◆ GOAL 1 ◆
In the rabbit-safe flowers thread, which flowers does the poster say they usually grow for the bunnies?
◆ GOAL 2 ◆
In the rabbit-safe flowers thread, rewrite the passage that begins at the words "I'm kinda amazed!" and stops after "can have them.", putting "bunny garden" in place of "rabbit garden".

◆ SELECTED TEXT ◆
____

# Rabbit-Safe Flowers



## Boz (May 20, 2011)

Hey everyone! So looking on the Quick List: Gardening for your Bunny quick list there's a list of flowers.


*Flowering Plants*
Apple flowers
Aster
Bachelor's Buttons
Calendulas/Pot Marigolds
Cockscomb
Daisy
Dandelion
Day Lilies (Not actually Lilies... These are of the family Hemerocalis - stick to the blossoms)
Fuschia
Gardenia
Gladiolus (blossoms only)
Hosta
Hyssop
Lavender
Lilac
Pansy
Pot Marigolds/Calendulas
Nasturtiums
Rose
Sweet Pea
Sunflower
Violet
Zinnia


They can eat all those?! Like... Hostas... as in the plants that grow great everywhere? These? http://www.boryslawice.pl/attachments/Image/byliny/Hosta4.jpg Can they eat the leaves or are we only talking about the flowers here? Lilacs too? Just the flowers?

I knew they could have Roses. I usually grow Nasturtiums for the bunnies. And I've given them Apple Blossoms before but I never knew they could have these. 

Can they eat the petals of the sunflowers too? Like the whole flower?! Daisies?! Are Shasta Daisies okay?

Pot marigolds... are those just Marigolds? What's the difference?

I'm kinda amazed! haha! I really wanted to add some flowers to the rabbit garden. But I don't know if we are talking about only the flowers or what.

Can they have hibiscus flowers? I know animals like chinchillas and degus can have them.

I just want to be 100% sure on what they can and cannot eat!


----------



## Boz (May 20, 2011)

Figured out the Marigold thing. They are different! But I still am wondering about the rest! 

Thanks!


----------

____

◆ DATA SECTION ◆
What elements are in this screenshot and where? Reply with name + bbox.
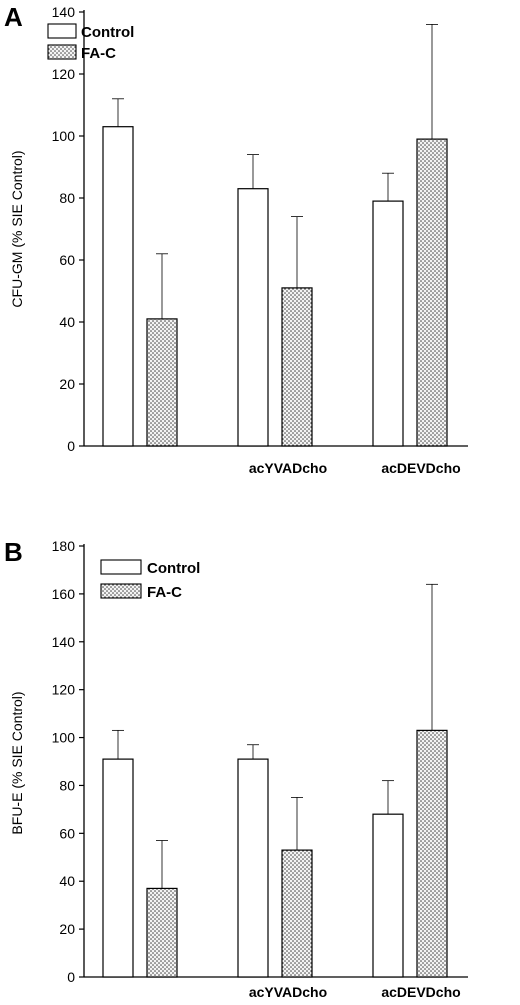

____

◆ EXERCISE RESPONSE 1 ◆
Nasturtiums.

◆ EXERCISE RESPONSE 2 ◆
I'm kinda amazed! haha! I really wanted to add some flowers to the bunny garden. But I don't know if we are talking about only the flowers or what.

Can they have hibiscus flowers? I know animals like chinchillas and degus can have them.